-- BEGIN MATERIAL TO PROCESS --

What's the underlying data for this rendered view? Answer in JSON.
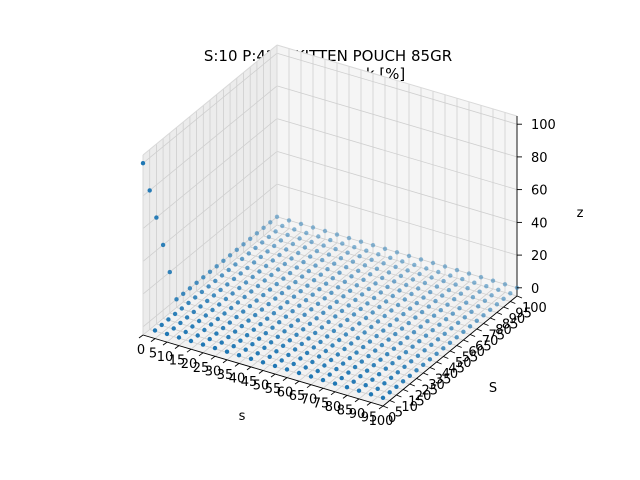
{
  "chart_data": {
    "type": "scatter",
    "projection": "3d",
    "title": "S:10 P:428: KITTEN POUCH 85GR",
    "subtitle": "Rotura de stock [%]",
    "xlabel": "s",
    "ylabel": "S",
    "zlabel": "z",
    "x_ticks": [
      "0",
      "5",
      "10",
      "15",
      "20",
      "25",
      "30",
      "35",
      "40",
      "45",
      "50",
      "55",
      "60",
      "65",
      "70",
      "75",
      "80",
      "85",
      "90",
      "95",
      "100"
    ],
    "y_ticks": [
      "0",
      "5",
      "10",
      "15",
      "20",
      "25",
      "30",
      "35",
      "40",
      "45",
      "50",
      "55",
      "60",
      "65",
      "70",
      "75",
      "80",
      "85",
      "90",
      "95",
      "100"
    ],
    "z_ticks": [
      "0",
      "20",
      "40",
      "60",
      "80",
      "100"
    ],
    "xlim": [
      0,
      100
    ],
    "ylim": [
      0,
      100
    ],
    "zlim": [
      -5,
      105
    ],
    "grid": true,
    "point_color": "#1f77b4",
    "grid_step": 5,
    "default_z": 0,
    "points": [
      {
        "x": 0,
        "y": 0,
        "z": 100
      },
      {
        "x": 0,
        "y": 5,
        "z": 80
      },
      {
        "x": 0,
        "y": 10,
        "z": 60
      },
      {
        "x": 0,
        "y": 15,
        "z": 40
      },
      {
        "x": 0,
        "y": 20,
        "z": 20
      }
    ]
  }
}
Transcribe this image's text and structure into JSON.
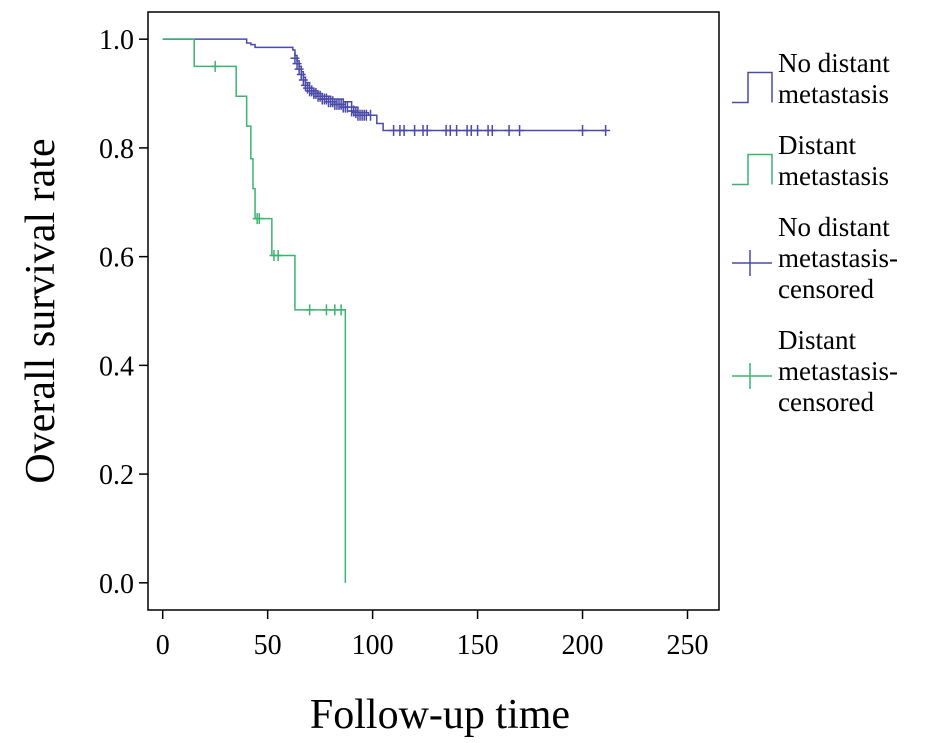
{
  "chart_data": {
    "type": "line",
    "subtype": "kaplan-meier",
    "title": "",
    "xlabel": "Follow-up time",
    "ylabel": "Overall survival rate",
    "xlim": [
      -7,
      265
    ],
    "ylim": [
      -0.05,
      1.05
    ],
    "x_ticks": [
      0,
      50,
      100,
      150,
      200,
      250
    ],
    "x_tick_labels": [
      "0",
      "50",
      "100",
      "150",
      "200",
      "250"
    ],
    "y_ticks": [
      0.0,
      0.2,
      0.4,
      0.6,
      0.8,
      1.0
    ],
    "y_tick_labels": [
      "0.0",
      "0.2",
      "0.4",
      "0.6",
      "0.8",
      "1.0"
    ],
    "grid": false,
    "legend_position": "right",
    "series": [
      {
        "name": "No distant metastasis",
        "color": "#4a4aa8",
        "steps": [
          [
            0,
            1.0
          ],
          [
            40,
            0.993
          ],
          [
            42,
            0.99
          ],
          [
            44,
            0.985
          ],
          [
            62,
            0.98
          ],
          [
            63,
            0.97
          ],
          [
            64,
            0.96
          ],
          [
            65,
            0.95
          ],
          [
            66,
            0.94
          ],
          [
            67,
            0.93
          ],
          [
            68,
            0.92
          ],
          [
            70,
            0.91
          ],
          [
            72,
            0.905
          ],
          [
            74,
            0.9
          ],
          [
            76,
            0.895
          ],
          [
            80,
            0.89
          ],
          [
            86,
            0.885
          ],
          [
            90,
            0.875
          ],
          [
            93,
            0.865
          ],
          [
            98,
            0.86
          ],
          [
            102,
            0.845
          ],
          [
            105,
            0.832
          ],
          [
            211,
            0.832
          ]
        ],
        "censored": [
          [
            63,
            0.965
          ],
          [
            64,
            0.955
          ],
          [
            65,
            0.945
          ],
          [
            66,
            0.935
          ],
          [
            67,
            0.925
          ],
          [
            68,
            0.915
          ],
          [
            69,
            0.91
          ],
          [
            70,
            0.905
          ],
          [
            71,
            0.905
          ],
          [
            72,
            0.9
          ],
          [
            73,
            0.9
          ],
          [
            74,
            0.895
          ],
          [
            75,
            0.895
          ],
          [
            76,
            0.89
          ],
          [
            77,
            0.89
          ],
          [
            78,
            0.89
          ],
          [
            79,
            0.885
          ],
          [
            80,
            0.885
          ],
          [
            81,
            0.885
          ],
          [
            82,
            0.88
          ],
          [
            83,
            0.88
          ],
          [
            84,
            0.88
          ],
          [
            85,
            0.88
          ],
          [
            86,
            0.875
          ],
          [
            87,
            0.875
          ],
          [
            88,
            0.875
          ],
          [
            90,
            0.868
          ],
          [
            91,
            0.868
          ],
          [
            92,
            0.865
          ],
          [
            93,
            0.86
          ],
          [
            94,
            0.86
          ],
          [
            95,
            0.86
          ],
          [
            96,
            0.86
          ],
          [
            97,
            0.86
          ],
          [
            99,
            0.86
          ],
          [
            110,
            0.832
          ],
          [
            113,
            0.832
          ],
          [
            115,
            0.832
          ],
          [
            120,
            0.832
          ],
          [
            124,
            0.832
          ],
          [
            126,
            0.832
          ],
          [
            135,
            0.832
          ],
          [
            137,
            0.832
          ],
          [
            140,
            0.832
          ],
          [
            145,
            0.832
          ],
          [
            147,
            0.832
          ],
          [
            150,
            0.832
          ],
          [
            155,
            0.832
          ],
          [
            157,
            0.832
          ],
          [
            165,
            0.832
          ],
          [
            170,
            0.832
          ],
          [
            200,
            0.832
          ],
          [
            211,
            0.832
          ]
        ]
      },
      {
        "name": "Distant metastasis",
        "color": "#3cb371",
        "steps": [
          [
            0,
            1.0
          ],
          [
            15,
            0.95
          ],
          [
            35,
            0.895
          ],
          [
            40,
            0.84
          ],
          [
            42,
            0.78
          ],
          [
            43,
            0.725
          ],
          [
            44,
            0.67
          ],
          [
            52,
            0.602
          ],
          [
            63,
            0.502
          ],
          [
            87,
            0.0
          ]
        ],
        "censored": [
          [
            25,
            0.95
          ],
          [
            45,
            0.67
          ],
          [
            46,
            0.67
          ],
          [
            53,
            0.602
          ],
          [
            55,
            0.602
          ],
          [
            70,
            0.502
          ],
          [
            78,
            0.502
          ],
          [
            82,
            0.502
          ],
          [
            85,
            0.502
          ]
        ]
      }
    ],
    "legend": [
      {
        "label": "No distant metastasis",
        "kind": "line",
        "color": "#4a4aa8"
      },
      {
        "label": "Distant metastasis",
        "kind": "line",
        "color": "#3cb371"
      },
      {
        "label": "No distant metastasis-censored",
        "kind": "censor",
        "color": "#4a4aa8"
      },
      {
        "label": "Distant metastasis-censored",
        "kind": "censor",
        "color": "#3cb371"
      }
    ]
  }
}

-- END MATERIAL TO PROCESS --

- _PROBLEM STATEMENT_:
Every record above should be transcribed exactly; the pictures stay out of the copy.

- _TASK SOLUTION_:
What's the underlying data for this rendered view? Answer in JSON.
{
  "chart_data": {
    "type": "scatter",
    "projection": "3d",
    "title": "S:10 P:428: KITTEN POUCH 85GR",
    "subtitle": "Rotura de stock [%]",
    "xlabel": "s",
    "ylabel": "S",
    "zlabel": "z",
    "x_ticks": [
      "0",
      "5",
      "10",
      "15",
      "20",
      "25",
      "30",
      "35",
      "40",
      "45",
      "50",
      "55",
      "60",
      "65",
      "70",
      "75",
      "80",
      "85",
      "90",
      "95",
      "100"
    ],
    "y_ticks": [
      "0",
      "5",
      "10",
      "15",
      "20",
      "25",
      "30",
      "35",
      "40",
      "45",
      "50",
      "55",
      "60",
      "65",
      "70",
      "75",
      "80",
      "85",
      "90",
      "95",
      "100"
    ],
    "z_ticks": [
      "0",
      "20",
      "40",
      "60",
      "80",
      "100"
    ],
    "xlim": [
      0,
      100
    ],
    "ylim": [
      0,
      100
    ],
    "zlim": [
      -5,
      105
    ],
    "grid": true,
    "point_color": "#1f77b4",
    "grid_step": 5,
    "default_z": 0,
    "points": [
      {
        "x": 0,
        "y": 0,
        "z": 100
      },
      {
        "x": 0,
        "y": 5,
        "z": 80
      },
      {
        "x": 0,
        "y": 10,
        "z": 60
      },
      {
        "x": 0,
        "y": 15,
        "z": 40
      },
      {
        "x": 0,
        "y": 20,
        "z": 20
      }
    ]
  }
}
Transcribe this image's text and structure into JSON.
{
  "chart_data": {
    "type": "line",
    "subtype": "kaplan-meier",
    "title": "",
    "xlabel": "Follow-up time",
    "ylabel": "Overall survival rate",
    "xlim": [
      -7,
      265
    ],
    "ylim": [
      -0.05,
      1.05
    ],
    "x_ticks": [
      0,
      50,
      100,
      150,
      200,
      250
    ],
    "x_tick_labels": [
      "0",
      "50",
      "100",
      "150",
      "200",
      "250"
    ],
    "y_ticks": [
      0.0,
      0.2,
      0.4,
      0.6,
      0.8,
      1.0
    ],
    "y_tick_labels": [
      "0.0",
      "0.2",
      "0.4",
      "0.6",
      "0.8",
      "1.0"
    ],
    "grid": false,
    "legend_position": "right",
    "series": [
      {
        "name": "No distant metastasis",
        "color": "#4a4aa8",
        "steps": [
          [
            0,
            1.0
          ],
          [
            40,
            0.993
          ],
          [
            42,
            0.99
          ],
          [
            44,
            0.985
          ],
          [
            62,
            0.98
          ],
          [
            63,
            0.97
          ],
          [
            64,
            0.96
          ],
          [
            65,
            0.95
          ],
          [
            66,
            0.94
          ],
          [
            67,
            0.93
          ],
          [
            68,
            0.92
          ],
          [
            70,
            0.91
          ],
          [
            72,
            0.905
          ],
          [
            74,
            0.9
          ],
          [
            76,
            0.895
          ],
          [
            80,
            0.89
          ],
          [
            86,
            0.885
          ],
          [
            90,
            0.875
          ],
          [
            93,
            0.865
          ],
          [
            98,
            0.86
          ],
          [
            102,
            0.845
          ],
          [
            105,
            0.832
          ],
          [
            211,
            0.832
          ]
        ],
        "censored": [
          [
            63,
            0.965
          ],
          [
            64,
            0.955
          ],
          [
            65,
            0.945
          ],
          [
            66,
            0.935
          ],
          [
            67,
            0.925
          ],
          [
            68,
            0.915
          ],
          [
            69,
            0.91
          ],
          [
            70,
            0.905
          ],
          [
            71,
            0.905
          ],
          [
            72,
            0.9
          ],
          [
            73,
            0.9
          ],
          [
            74,
            0.895
          ],
          [
            75,
            0.895
          ],
          [
            76,
            0.89
          ],
          [
            77,
            0.89
          ],
          [
            78,
            0.89
          ],
          [
            79,
            0.885
          ],
          [
            80,
            0.885
          ],
          [
            81,
            0.885
          ],
          [
            82,
            0.88
          ],
          [
            83,
            0.88
          ],
          [
            84,
            0.88
          ],
          [
            85,
            0.88
          ],
          [
            86,
            0.875
          ],
          [
            87,
            0.875
          ],
          [
            88,
            0.875
          ],
          [
            90,
            0.868
          ],
          [
            91,
            0.868
          ],
          [
            92,
            0.865
          ],
          [
            93,
            0.86
          ],
          [
            94,
            0.86
          ],
          [
            95,
            0.86
          ],
          [
            96,
            0.86
          ],
          [
            97,
            0.86
          ],
          [
            99,
            0.86
          ],
          [
            110,
            0.832
          ],
          [
            113,
            0.832
          ],
          [
            115,
            0.832
          ],
          [
            120,
            0.832
          ],
          [
            124,
            0.832
          ],
          [
            126,
            0.832
          ],
          [
            135,
            0.832
          ],
          [
            137,
            0.832
          ],
          [
            140,
            0.832
          ],
          [
            145,
            0.832
          ],
          [
            147,
            0.832
          ],
          [
            150,
            0.832
          ],
          [
            155,
            0.832
          ],
          [
            157,
            0.832
          ],
          [
            165,
            0.832
          ],
          [
            170,
            0.832
          ],
          [
            200,
            0.832
          ],
          [
            211,
            0.832
          ]
        ]
      },
      {
        "name": "Distant metastasis",
        "color": "#3cb371",
        "steps": [
          [
            0,
            1.0
          ],
          [
            15,
            0.95
          ],
          [
            35,
            0.895
          ],
          [
            40,
            0.84
          ],
          [
            42,
            0.78
          ],
          [
            43,
            0.725
          ],
          [
            44,
            0.67
          ],
          [
            52,
            0.602
          ],
          [
            63,
            0.502
          ],
          [
            87,
            0.0
          ]
        ],
        "censored": [
          [
            25,
            0.95
          ],
          [
            45,
            0.67
          ],
          [
            46,
            0.67
          ],
          [
            53,
            0.602
          ],
          [
            55,
            0.602
          ],
          [
            70,
            0.502
          ],
          [
            78,
            0.502
          ],
          [
            82,
            0.502
          ],
          [
            85,
            0.502
          ]
        ]
      }
    ],
    "legend": [
      {
        "label": "No distant metastasis",
        "kind": "line",
        "color": "#4a4aa8"
      },
      {
        "label": "Distant metastasis",
        "kind": "line",
        "color": "#3cb371"
      },
      {
        "label": "No distant metastasis-censored",
        "kind": "censor",
        "color": "#4a4aa8"
      },
      {
        "label": "Distant metastasis-censored",
        "kind": "censor",
        "color": "#3cb371"
      }
    ]
  }
}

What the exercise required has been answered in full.